◆ What the task asks
Gather up every line that includes the string "JSON".

—————

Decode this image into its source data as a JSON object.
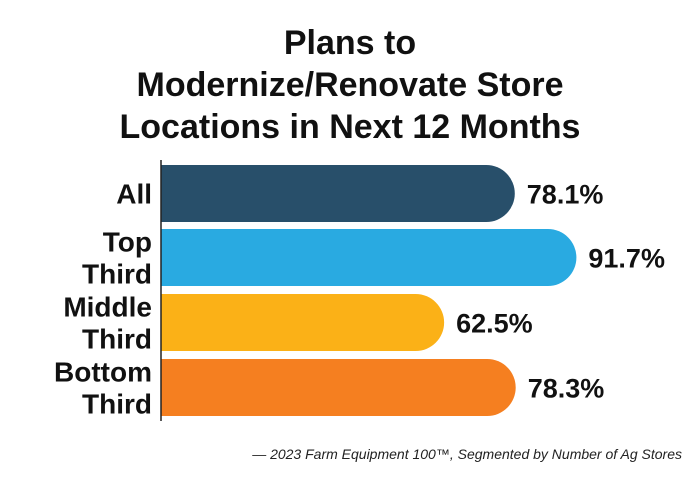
{
  "chart_data": {
    "type": "bar",
    "orientation": "horizontal",
    "title_lines": [
      "Plans to",
      "Modernize/Renovate Store",
      "Locations in Next 12 Months"
    ],
    "categories": [
      [
        "All"
      ],
      [
        "Top",
        "Third"
      ],
      [
        "Middle",
        "Third"
      ],
      [
        "Bottom",
        "Third"
      ]
    ],
    "values": [
      78.1,
      91.7,
      62.5,
      78.3
    ],
    "value_labels": [
      "78.1%",
      "91.7%",
      "62.5%",
      "78.3%"
    ],
    "colors": [
      "#284f6a",
      "#29aae1",
      "#fbb117",
      "#f57f20"
    ],
    "xlim": [
      0,
      100
    ],
    "grid": false,
    "legend": "none"
  },
  "source": "— 2023 Farm Equipment 100™, Segmented by Number of Ag Stores"
}
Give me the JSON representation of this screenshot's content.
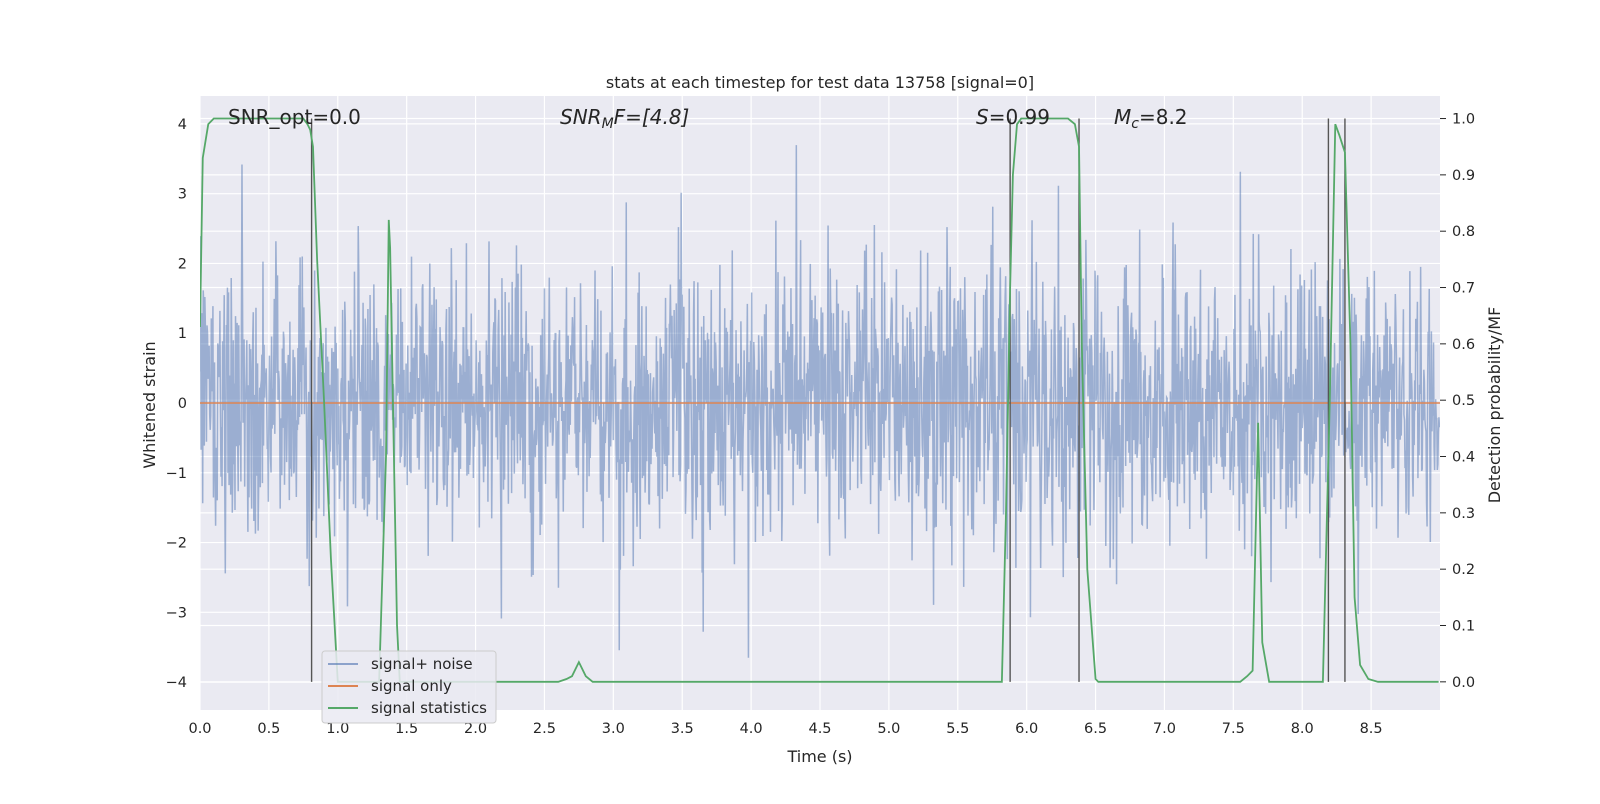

—————

◆ Exercise output
Decode this image into its source data as a JSON object.
Give me the JSON representation of this screenshot's content.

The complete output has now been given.